# Dataset extract
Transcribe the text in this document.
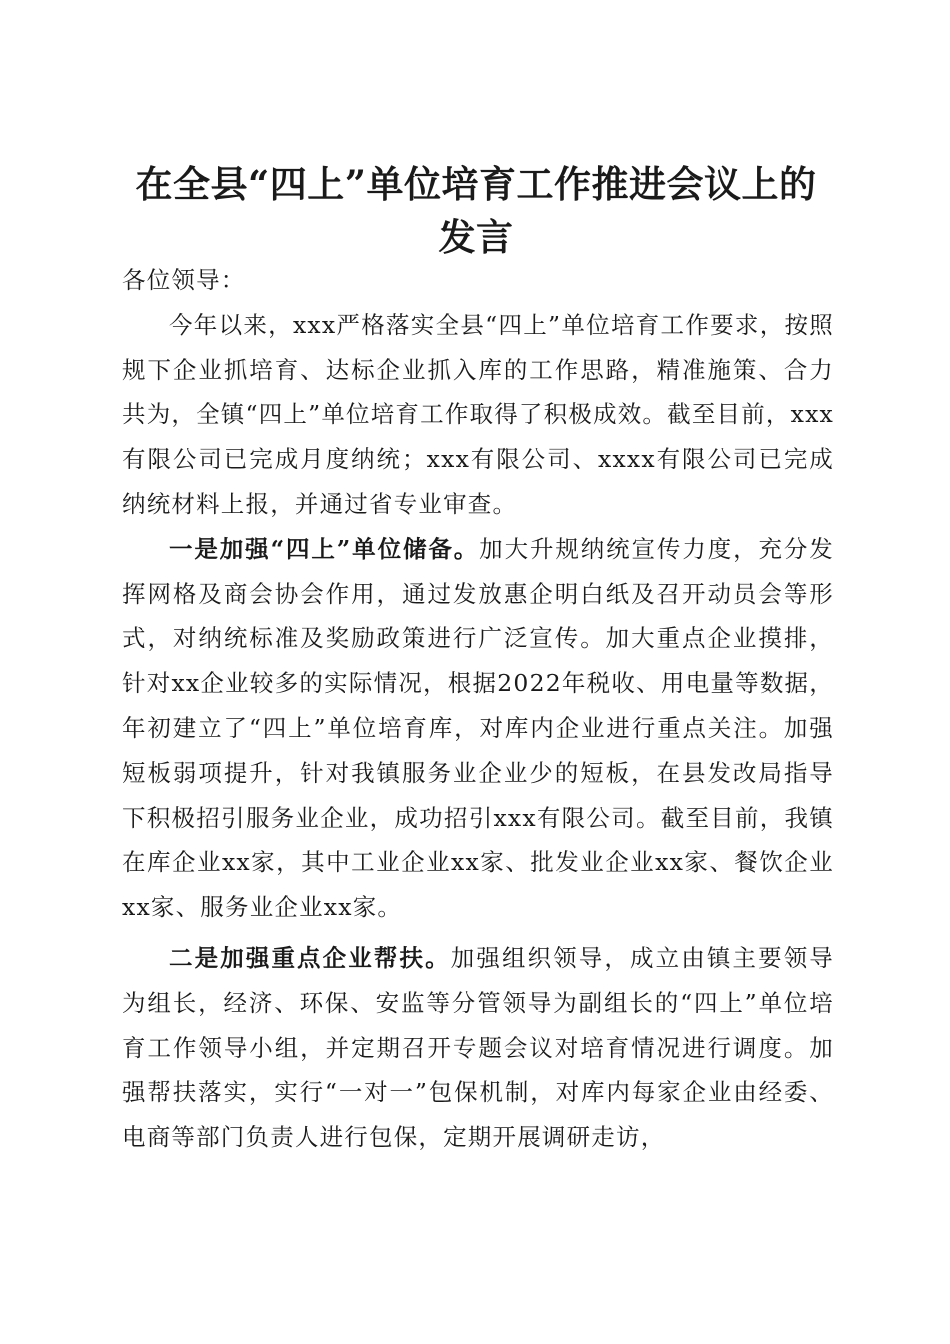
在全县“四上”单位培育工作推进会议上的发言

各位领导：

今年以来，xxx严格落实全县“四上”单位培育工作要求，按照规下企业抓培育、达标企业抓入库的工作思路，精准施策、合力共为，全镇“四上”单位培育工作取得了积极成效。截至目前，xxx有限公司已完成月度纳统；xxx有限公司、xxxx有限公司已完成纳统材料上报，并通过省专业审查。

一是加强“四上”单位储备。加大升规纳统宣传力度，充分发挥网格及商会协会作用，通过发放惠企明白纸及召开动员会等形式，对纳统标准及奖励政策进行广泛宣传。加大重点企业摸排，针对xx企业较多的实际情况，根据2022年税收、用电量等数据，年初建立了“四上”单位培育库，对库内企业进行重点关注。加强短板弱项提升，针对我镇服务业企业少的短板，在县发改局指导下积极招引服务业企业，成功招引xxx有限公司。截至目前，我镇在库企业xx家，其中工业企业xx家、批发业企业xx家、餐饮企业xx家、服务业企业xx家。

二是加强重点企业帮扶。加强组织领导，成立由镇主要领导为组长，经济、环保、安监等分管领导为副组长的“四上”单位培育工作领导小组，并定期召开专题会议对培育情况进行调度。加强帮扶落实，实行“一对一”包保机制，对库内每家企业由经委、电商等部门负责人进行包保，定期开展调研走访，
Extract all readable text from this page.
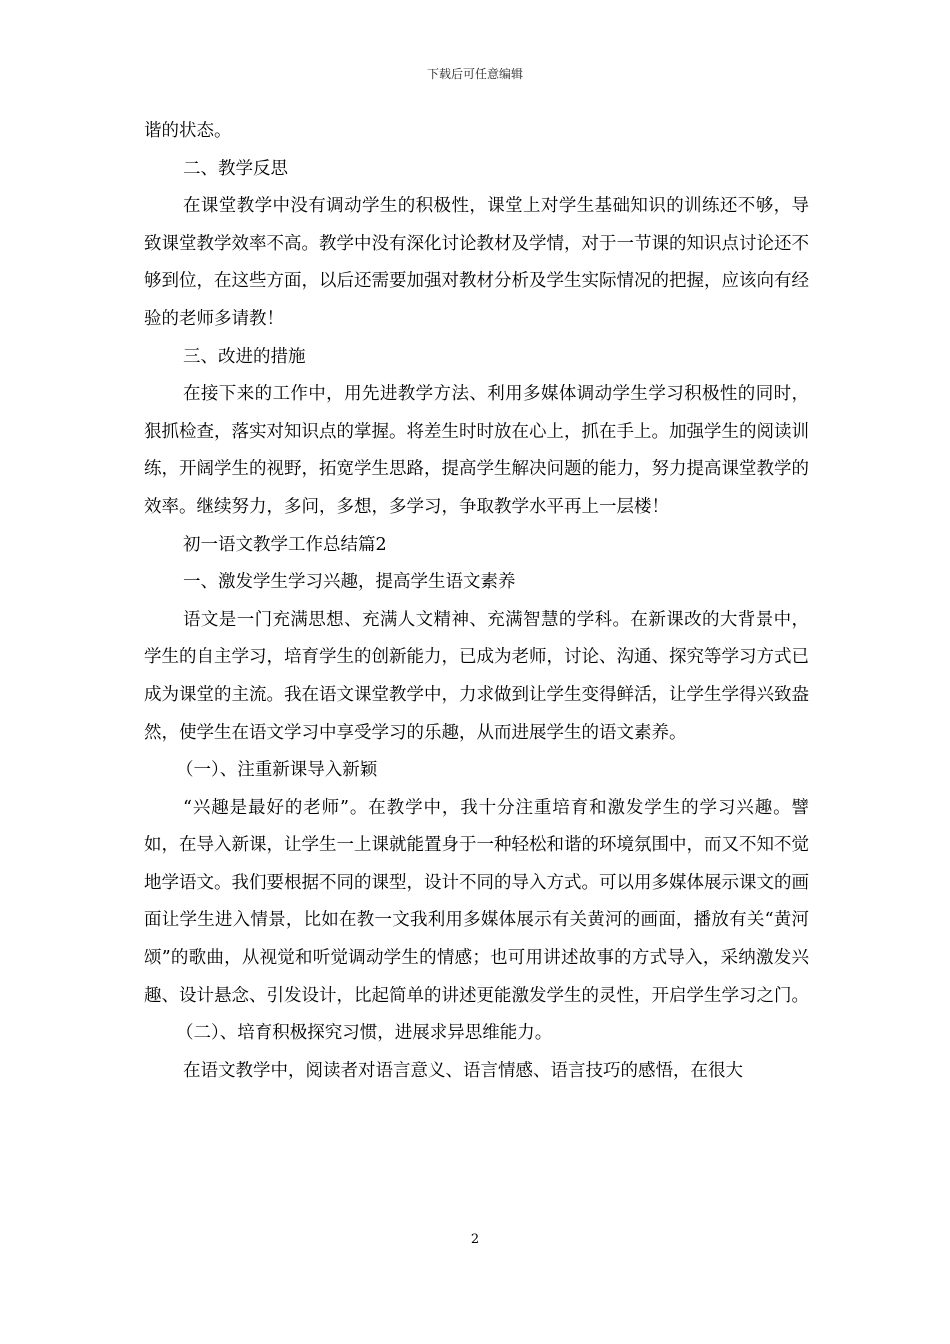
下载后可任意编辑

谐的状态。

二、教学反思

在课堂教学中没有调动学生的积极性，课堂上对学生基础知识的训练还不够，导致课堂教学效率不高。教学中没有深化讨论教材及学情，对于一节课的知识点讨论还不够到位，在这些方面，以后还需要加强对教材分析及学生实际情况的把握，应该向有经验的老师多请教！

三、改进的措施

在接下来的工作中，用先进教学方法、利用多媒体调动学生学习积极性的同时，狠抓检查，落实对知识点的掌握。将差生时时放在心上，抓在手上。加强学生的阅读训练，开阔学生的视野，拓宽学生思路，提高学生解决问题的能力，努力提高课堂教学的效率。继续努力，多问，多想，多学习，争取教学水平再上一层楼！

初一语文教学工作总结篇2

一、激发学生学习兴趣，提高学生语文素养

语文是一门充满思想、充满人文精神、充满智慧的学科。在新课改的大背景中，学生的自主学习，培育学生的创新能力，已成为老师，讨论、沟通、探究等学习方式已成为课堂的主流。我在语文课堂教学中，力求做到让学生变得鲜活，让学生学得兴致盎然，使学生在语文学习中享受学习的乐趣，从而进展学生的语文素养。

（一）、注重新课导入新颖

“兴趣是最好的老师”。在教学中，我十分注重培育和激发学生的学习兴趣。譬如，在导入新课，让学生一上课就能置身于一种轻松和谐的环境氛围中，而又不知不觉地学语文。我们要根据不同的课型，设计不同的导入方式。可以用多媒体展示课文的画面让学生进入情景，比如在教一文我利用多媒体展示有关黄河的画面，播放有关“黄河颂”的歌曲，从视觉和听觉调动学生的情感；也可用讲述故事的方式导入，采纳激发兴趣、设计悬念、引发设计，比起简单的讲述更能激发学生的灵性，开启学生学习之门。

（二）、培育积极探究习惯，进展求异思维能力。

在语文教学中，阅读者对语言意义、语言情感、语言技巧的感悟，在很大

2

==

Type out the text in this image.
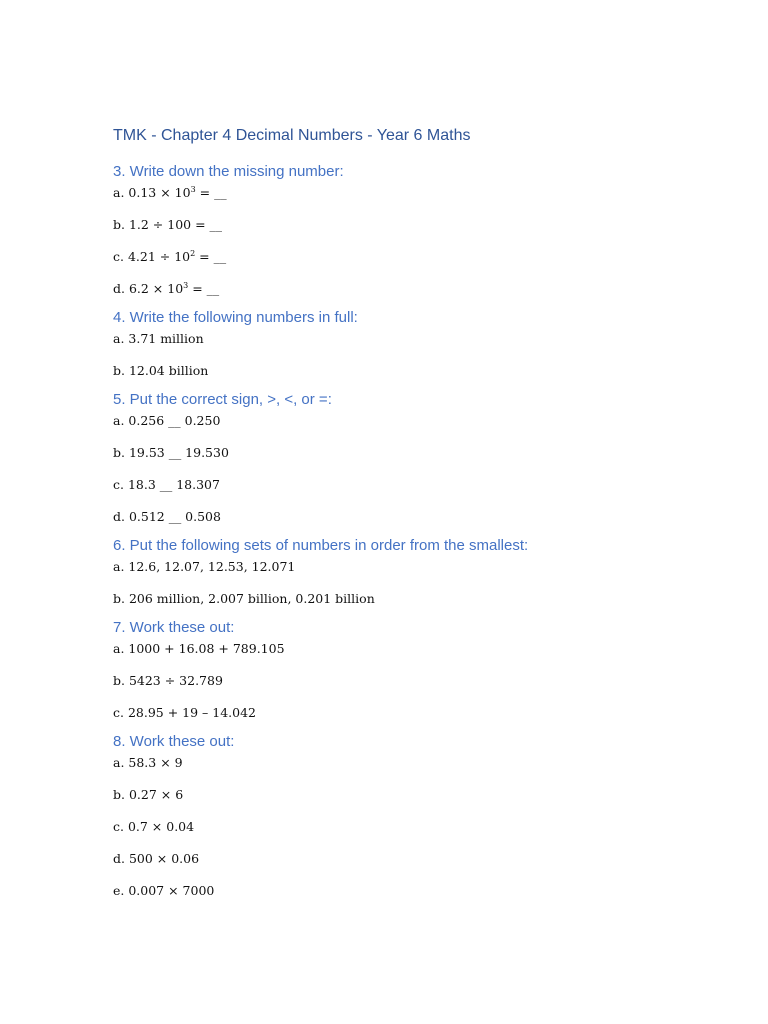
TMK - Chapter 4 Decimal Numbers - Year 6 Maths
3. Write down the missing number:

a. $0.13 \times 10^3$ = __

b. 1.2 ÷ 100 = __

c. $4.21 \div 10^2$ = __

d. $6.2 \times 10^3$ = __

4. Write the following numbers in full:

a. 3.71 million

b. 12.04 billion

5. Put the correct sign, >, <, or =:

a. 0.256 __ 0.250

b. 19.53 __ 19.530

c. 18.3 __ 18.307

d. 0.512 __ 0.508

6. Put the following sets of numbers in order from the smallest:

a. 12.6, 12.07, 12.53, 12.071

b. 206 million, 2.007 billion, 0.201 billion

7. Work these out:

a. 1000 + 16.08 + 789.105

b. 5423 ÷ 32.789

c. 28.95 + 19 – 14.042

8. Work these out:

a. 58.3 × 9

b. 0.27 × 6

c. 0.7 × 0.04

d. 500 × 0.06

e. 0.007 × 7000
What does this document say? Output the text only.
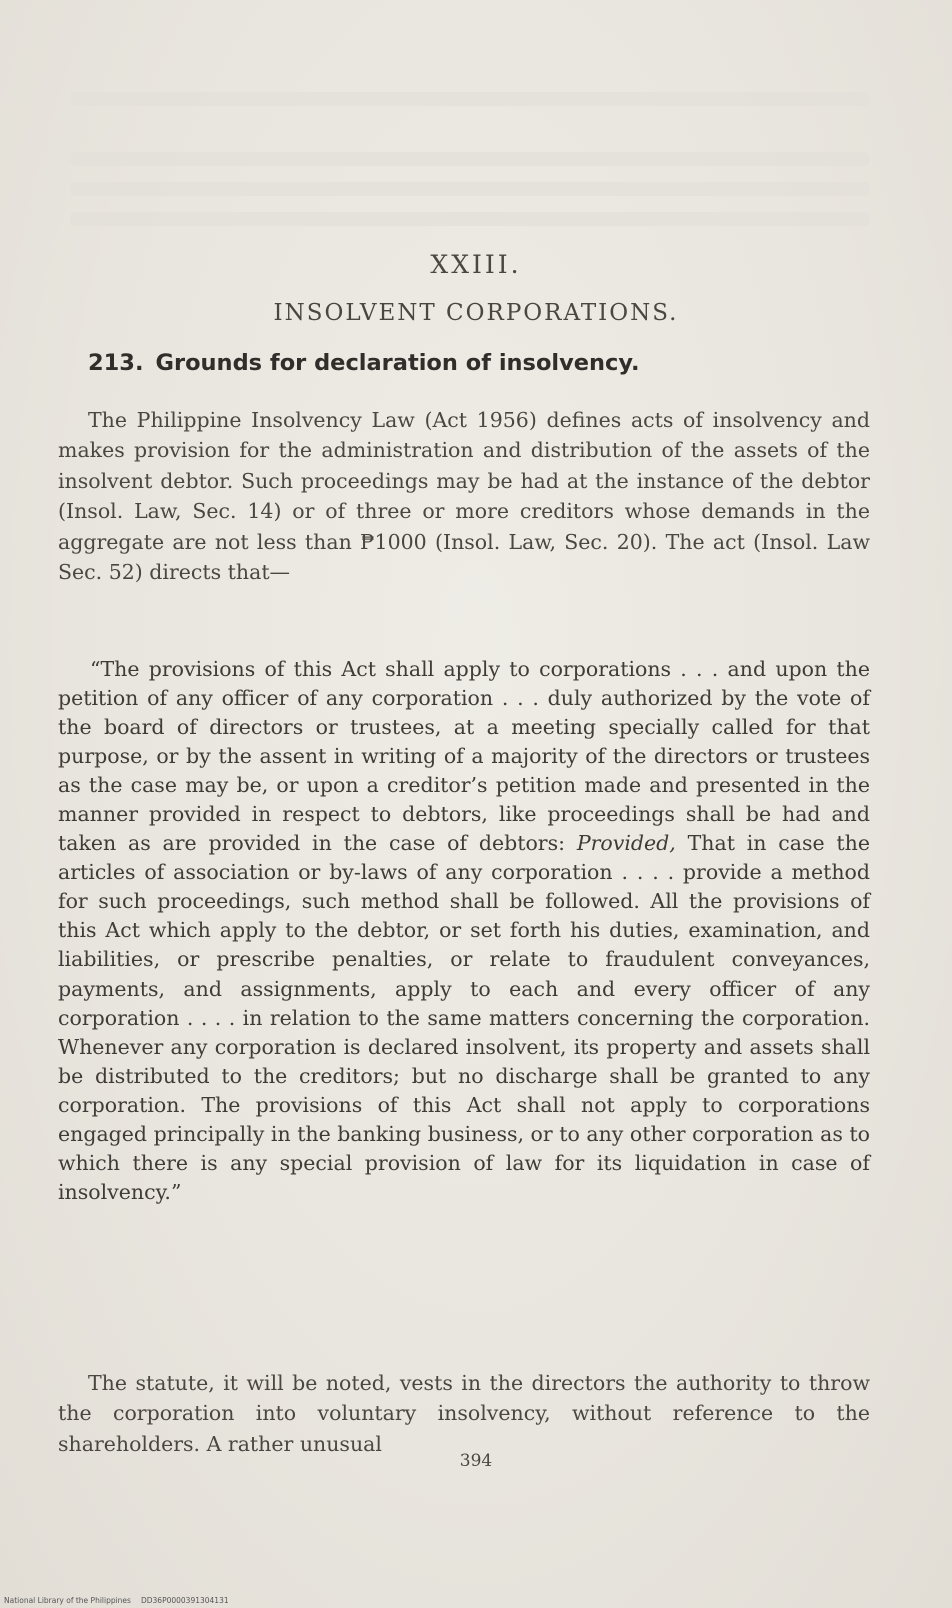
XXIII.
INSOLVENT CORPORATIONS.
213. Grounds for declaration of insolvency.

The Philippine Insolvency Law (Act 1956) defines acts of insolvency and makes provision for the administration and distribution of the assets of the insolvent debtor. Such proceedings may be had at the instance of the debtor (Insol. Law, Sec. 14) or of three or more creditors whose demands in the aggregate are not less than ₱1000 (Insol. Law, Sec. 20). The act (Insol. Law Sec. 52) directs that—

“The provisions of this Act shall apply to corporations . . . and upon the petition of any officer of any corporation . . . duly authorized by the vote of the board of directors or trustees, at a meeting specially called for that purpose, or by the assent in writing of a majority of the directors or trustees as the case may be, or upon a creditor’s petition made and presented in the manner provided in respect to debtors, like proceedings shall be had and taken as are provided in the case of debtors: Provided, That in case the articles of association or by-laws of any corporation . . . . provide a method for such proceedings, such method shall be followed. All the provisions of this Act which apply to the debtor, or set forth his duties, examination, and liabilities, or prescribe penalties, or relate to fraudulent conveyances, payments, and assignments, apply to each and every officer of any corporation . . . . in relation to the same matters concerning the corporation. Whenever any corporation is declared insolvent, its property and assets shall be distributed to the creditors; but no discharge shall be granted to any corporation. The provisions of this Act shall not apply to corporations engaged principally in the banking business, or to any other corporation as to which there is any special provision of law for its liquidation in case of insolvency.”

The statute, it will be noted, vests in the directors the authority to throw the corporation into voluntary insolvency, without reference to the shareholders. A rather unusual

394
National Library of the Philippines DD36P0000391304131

# Set problem
Copy out each line of the data where the string "following" appears.

# Written answer
4. Write the following numbers in full:
6. Put the following sets of numbers in order from the smallest:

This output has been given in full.